╭─ WORKING DATA

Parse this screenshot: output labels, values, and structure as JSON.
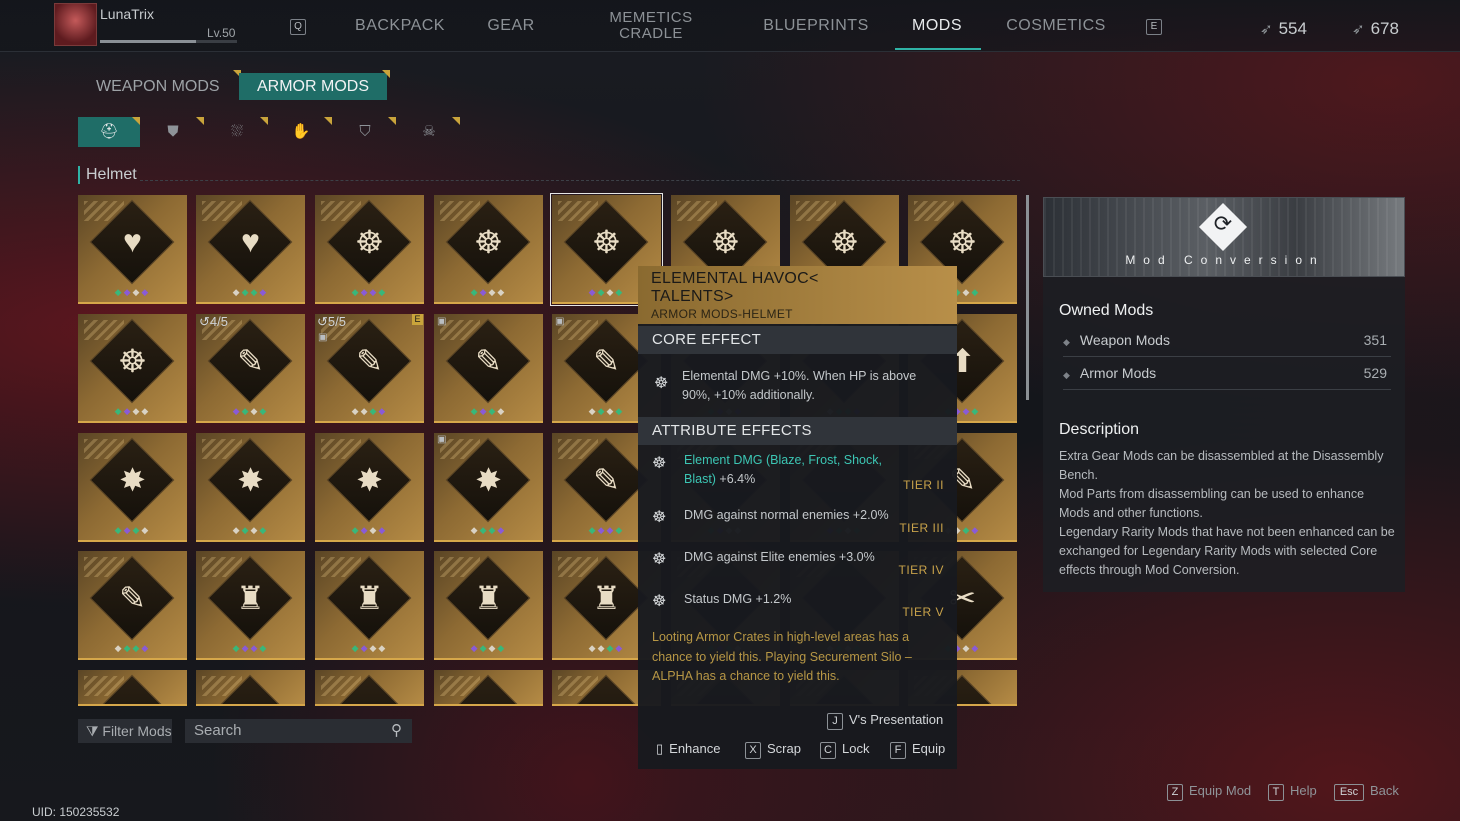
{
  "player": {
    "name": "LunaTrix",
    "level": "Lv.50"
  },
  "nav": {
    "left_key": "Q",
    "right_key": "E",
    "tabs": [
      "BACKPACK",
      "GEAR",
      "MEMETICS",
      "CRADLE",
      "BLUEPRINTS",
      "MODS",
      "COSMETICS"
    ],
    "active": "MODS"
  },
  "currency": {
    "a": "554",
    "b": "678"
  },
  "subtabs": {
    "weapon": "WEAPON MODS",
    "armor": "ARMOR MODS"
  },
  "slot_icons": [
    "helmet-icon",
    "chest-icon",
    "pants-icon",
    "gloves-icon",
    "mask-icon",
    "boots-icon"
  ],
  "section": "Helmet",
  "badges": {
    "b1": "↺4/5",
    "b2": "↺5/5",
    "e": "E"
  },
  "tooltip": {
    "title": "ELEMENTAL HAVOC<",
    "title2": "TALENTS>",
    "subtitle": "ARMOR MODS-HELMET",
    "core_header": "CORE EFFECT",
    "core_line1": "Elemental DMG +10%. When HP is above",
    "core_line2": "90%, +10% additionally.",
    "attr_header": "ATTRIBUTE EFFECTS",
    "attr1_a": "Element DMG (Blaze, Frost, Shock,",
    "attr1_b": "Blast)",
    "attr1_c": " +6.4%",
    "attr1_tier": "TIER II",
    "attr2": "DMG against normal enemies +2.0%",
    "attr2_tier": "TIER III",
    "attr3": "DMG against Elite enemies +3.0%",
    "attr3_tier": "TIER IV",
    "attr4": "Status DMG +1.2%",
    "attr4_tier": "TIER V",
    "source": "Looting Armor Crates in high-level areas has a chance to yield this. Playing Securement Silo – ALPHA has a chance to yield this.",
    "presentation_key": "J",
    "presentation": "V's Presentation",
    "enhance": "Enhance",
    "scrap_key": "X",
    "scrap": "Scrap",
    "lock_key": "C",
    "lock": "Lock",
    "equip_key": "F",
    "equip": "Equip"
  },
  "right_panel": {
    "banner": "Mod Conversion",
    "owned_title": "Owned Mods",
    "weapon_label": "Weapon Mods",
    "weapon_count": "351",
    "armor_label": "Armor Mods",
    "armor_count": "529",
    "desc_title": "Description",
    "desc1": "Extra Gear Mods can be disassembled at the Disassembly Bench.",
    "desc2": "Mod Parts from disassembling can be used to enhance Mods and other functions.",
    "desc3": "Legendary Rarity Mods that have not been enhanced can be exchanged for Legendary Rarity Mods with selected Core effects through Mod Conversion."
  },
  "bottom": {
    "filter": "Filter Mods",
    "search_placeholder": "Search",
    "equip_key": "Z",
    "equip_mod": "Equip Mod",
    "help_key": "T",
    "help": "Help",
    "back_key": "Esc",
    "back": "Back",
    "uid": "UID: 150235532"
  },
  "colors": {
    "accent": "#1f6d67",
    "gold": "#c9a43b",
    "tier": "#c8a24a",
    "teal_text": "#3cc6b4"
  }
}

╰─

§ **WORK TO DO**
Do not include the images; transcribe the rest of the listing exactly.

§ **RESPONSE TO THIS TASK**
Parse this screenshot: output labels, values, and structure as JSON.
{
  "player": {
    "name": "LunaTrix",
    "level": "Lv.50"
  },
  "nav": {
    "left_key": "Q",
    "right_key": "E",
    "tabs": [
      "BACKPACK",
      "GEAR",
      "MEMETICS",
      "CRADLE",
      "BLUEPRINTS",
      "MODS",
      "COSMETICS"
    ],
    "active": "MODS"
  },
  "currency": {
    "a": "554",
    "b": "678"
  },
  "subtabs": {
    "weapon": "WEAPON MODS",
    "armor": "ARMOR MODS"
  },
  "slot_icons": [
    "helmet-icon",
    "chest-icon",
    "pants-icon",
    "gloves-icon",
    "mask-icon",
    "boots-icon"
  ],
  "section": "Helmet",
  "badges": {
    "b1": "↺4/5",
    "b2": "↺5/5",
    "e": "E"
  },
  "tooltip": {
    "title": "ELEMENTAL HAVOC<",
    "title2": "TALENTS>",
    "subtitle": "ARMOR MODS-HELMET",
    "core_header": "CORE EFFECT",
    "core_line1": "Elemental DMG +10%. When HP is above",
    "core_line2": "90%, +10% additionally.",
    "attr_header": "ATTRIBUTE EFFECTS",
    "attr1_a": "Element DMG (Blaze, Frost, Shock,",
    "attr1_b": "Blast)",
    "attr1_c": " +6.4%",
    "attr1_tier": "TIER II",
    "attr2": "DMG against normal enemies +2.0%",
    "attr2_tier": "TIER III",
    "attr3": "DMG against Elite enemies +3.0%",
    "attr3_tier": "TIER IV",
    "attr4": "Status DMG +1.2%",
    "attr4_tier": "TIER V",
    "source": "Looting Armor Crates in high-level areas has a chance to yield this. Playing Securement Silo – ALPHA has a chance to yield this.",
    "presentation_key": "J",
    "presentation": "V's Presentation",
    "enhance": "Enhance",
    "scrap_key": "X",
    "scrap": "Scrap",
    "lock_key": "C",
    "lock": "Lock",
    "equip_key": "F",
    "equip": "Equip"
  },
  "right_panel": {
    "banner": "Mod Conversion",
    "owned_title": "Owned Mods",
    "weapon_label": "Weapon Mods",
    "weapon_count": "351",
    "armor_label": "Armor Mods",
    "armor_count": "529",
    "desc_title": "Description",
    "desc1": "Extra Gear Mods can be disassembled at the Disassembly Bench.",
    "desc2": "Mod Parts from disassembling can be used to enhance Mods and other functions.",
    "desc3": "Legendary Rarity Mods that have not been enhanced can be exchanged for Legendary Rarity Mods with selected Core effects through Mod Conversion."
  },
  "bottom": {
    "filter": "Filter Mods",
    "search_placeholder": "Search",
    "equip_key": "Z",
    "equip_mod": "Equip Mod",
    "help_key": "T",
    "help": "Help",
    "back_key": "Esc",
    "back": "Back",
    "uid": "UID: 150235532"
  },
  "colors": {
    "accent": "#1f6d67",
    "gold": "#c9a43b",
    "tier": "#c8a24a",
    "teal_text": "#3cc6b4"
  }
}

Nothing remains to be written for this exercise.